§ Document text
++++++++++++++++++++

"complete control" owner drawing of QListWidget rows

  • I need a view that's something like Skype's contact view. List of names, with an image at their side, and some buttons that become visible as you select a row. Using QListWidgetItem does answer some of these requirements but is severely limited, by icon width and others.

    One other thing that's less of a priority -- QListWidget scrolls in rigid steps. The scroll is not smooth and you can never see "half a row" like you can in Skype. It's like QListWidget scrolls up and down in row-height steps, while Skype scrolls in single pixels. Much smoother and pleasing from a UX standpoint. I know Skype is QT. Are they using a different control for this?

    How do I achieve complete control over the drawing of a row in QListWidget?

  • @setVerticalScrollMode(QAbstractItemView::ScrollPerPixel)@ took care of the smooth scrolling problem. now the owner draw issues remain.

  • Concerning the scrolling, check out QAbstractItemView::setVerticalScrollMode ( ScrollMode mode )

    If you need complete control, you need to use QItemDelegate.

  • Thanks. Will give those a try. Any idea how how implement custom sorting on such a list?

  • It depends a bit on what you want to do. If you can get away with it, the easiest way is to set something you can sort on as a custom role and use that role to sort on. If not, you will need to reimplement sort() on your data model.

  • Not so sure about a model. I have a QListWidget to which i "add" instances of QListWidgetItem. Are you saying I can instantiate an external "Data model", populate it with my data, and then have the QListWidget use that as the source to populate rows instead of me "adding" it manually there?

  • Errr... Sorry, no. I never use Q*Widget myself, so I am not so used to the limitations of these classes. I was thinking about the View versions where you can set your own model.

  • I can do that, so should I replace my QListWidget with the QListView?

  • That makes life sometimes a bit easier, especially when you do more complex things.

    You use a QListView as widget and create a custom model derived from QAbstractListModel, that's not too hard, especially if it's read only.

    Then you can use a QSFPM (QSortFilterProxyModel) which you use in the view to do sorting. If you use QSFPM you have full access to the sorting criteria.

    Via a custom delegate (derived from QStyledItemDelegate) you can do custom drawing, change the size hint for rows etc.

++++++++++++++++++++

Answer these about the QListWidget thread above:
(a) Which call fixed the smooth scrolling problem?
(b) From which class should the custom model be derived?
(c) Which proxy model is recommended for sorting in the view?

++++++++++++++++++++

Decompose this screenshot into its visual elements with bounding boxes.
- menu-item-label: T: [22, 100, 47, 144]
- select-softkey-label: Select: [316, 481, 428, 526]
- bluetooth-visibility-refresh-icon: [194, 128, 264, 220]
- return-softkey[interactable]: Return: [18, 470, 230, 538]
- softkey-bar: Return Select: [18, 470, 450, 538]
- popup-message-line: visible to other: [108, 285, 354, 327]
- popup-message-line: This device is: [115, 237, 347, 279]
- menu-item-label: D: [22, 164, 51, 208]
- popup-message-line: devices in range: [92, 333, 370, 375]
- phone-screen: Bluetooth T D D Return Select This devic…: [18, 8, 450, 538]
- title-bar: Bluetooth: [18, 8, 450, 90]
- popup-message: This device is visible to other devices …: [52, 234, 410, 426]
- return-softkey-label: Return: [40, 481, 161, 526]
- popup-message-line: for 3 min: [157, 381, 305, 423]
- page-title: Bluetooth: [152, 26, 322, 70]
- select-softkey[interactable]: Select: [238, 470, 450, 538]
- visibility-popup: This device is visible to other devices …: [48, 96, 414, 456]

++++++++++++++++++++

§ Finished exercise
(a) setVerticalScrollMode(QAbstractItemView::ScrollPerPixel)
(b) QAbstractListModel
(c) QSortFilterProxyModel (QSFPM)